## YOUR OBJECTIVE
Print out every record exactly as it appears.

━━━━━━━━━━

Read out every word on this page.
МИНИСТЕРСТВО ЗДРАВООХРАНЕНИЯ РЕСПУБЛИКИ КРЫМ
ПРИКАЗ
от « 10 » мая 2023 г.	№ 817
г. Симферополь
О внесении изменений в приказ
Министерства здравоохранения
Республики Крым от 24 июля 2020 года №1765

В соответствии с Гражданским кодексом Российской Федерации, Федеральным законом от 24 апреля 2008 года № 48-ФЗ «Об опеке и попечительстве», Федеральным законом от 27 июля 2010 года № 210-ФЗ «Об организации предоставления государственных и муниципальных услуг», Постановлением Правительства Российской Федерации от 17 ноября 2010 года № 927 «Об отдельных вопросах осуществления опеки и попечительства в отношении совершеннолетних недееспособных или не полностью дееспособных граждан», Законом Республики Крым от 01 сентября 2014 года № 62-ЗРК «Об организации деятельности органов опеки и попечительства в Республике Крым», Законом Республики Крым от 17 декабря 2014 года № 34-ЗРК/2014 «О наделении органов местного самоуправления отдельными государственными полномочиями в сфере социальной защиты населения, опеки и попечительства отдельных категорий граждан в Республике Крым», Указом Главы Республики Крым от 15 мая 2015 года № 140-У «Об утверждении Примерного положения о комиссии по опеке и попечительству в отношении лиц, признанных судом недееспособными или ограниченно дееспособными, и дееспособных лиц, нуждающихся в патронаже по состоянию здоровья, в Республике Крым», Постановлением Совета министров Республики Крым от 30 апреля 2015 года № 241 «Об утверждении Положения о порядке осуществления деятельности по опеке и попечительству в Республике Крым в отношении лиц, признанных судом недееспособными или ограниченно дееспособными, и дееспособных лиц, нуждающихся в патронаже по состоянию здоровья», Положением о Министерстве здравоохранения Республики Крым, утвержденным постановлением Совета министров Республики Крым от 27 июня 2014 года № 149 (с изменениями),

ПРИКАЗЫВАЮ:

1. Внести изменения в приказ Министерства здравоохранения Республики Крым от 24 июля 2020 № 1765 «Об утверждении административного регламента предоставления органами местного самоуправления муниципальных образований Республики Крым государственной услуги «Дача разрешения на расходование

━━━━━━━━━━

## PROBLEM SOLUTION
Read out every word on this page.
МИНИСТЕРСТВО ЗДРАВООХРАНЕНИЯ РЕСПУБЛИКИ КРЫМ
ПРИКАЗ
от « 10 » мая 2023 г.	№ 817
г. Симферополь
О внесении изменений в приказ
Министерства здравоохранения
Республики Крым от 24 июля 2020 года №1765

В соответствии с Гражданским кодексом Российской Федерации, Федеральным законом от 24 апреля 2008 года № 48-ФЗ «Об опеке и попечительстве», Федеральным законом от 27 июля 2010 года № 210-ФЗ «Об организации предоставления государственных и муниципальных услуг», Постановлением Правительства Российской Федерации от 17 ноября 2010 года № 927 «Об отдельных вопросах осуществления опеки и попечительства в отношении совершеннолетних недееспособных или не полностью дееспособных граждан», Законом Республики Крым от 01 сентября 2014 года № 62-ЗРК «Об организации деятельности органов опеки и попечительства в Республике Крым», Законом Республики Крым от 17 декабря 2014 года № 34-ЗРК/2014 «О наделении органов местного самоуправления отдельными государственными полномочиями в сфере социальной защиты населения, опеки и попечительства отдельных категорий граждан в Республике Крым», Указом Главы Республики Крым от 15 мая 2015 года № 140-У «Об утверждении Примерного положения о комиссии по опеке и попечительству в отношении лиц, признанных судом недееспособными или ограниченно дееспособными, и дееспособных лиц, нуждающихся в патронаже по состоянию здоровья, в Республике Крым», Постановлением Совета министров Республики Крым от 30 апреля 2015 года № 241 «Об утверждении Положения о порядке осуществления деятельности по опеке и попечительству в Республике Крым в отношении лиц, признанных судом недееспособными или ограниченно дееспособными, и дееспособных лиц, нуждающихся в патронаже по состоянию здоровья», Положением о Министерстве здравоохранения Республики Крым, утвержденным постановлением Совета министров Республики Крым от 27 июня 2014 года № 149 (с изменениями),

ПРИКАЗЫВАЮ:

1. Внести изменения в приказ Министерства здравоохранения Республики Крым от 24 июля 2020 № 1765 «Об утверждении административного регламента предоставления органами местного самоуправления муниципальных образований Республики Крым государственной услуги «Дача разрешения на расходование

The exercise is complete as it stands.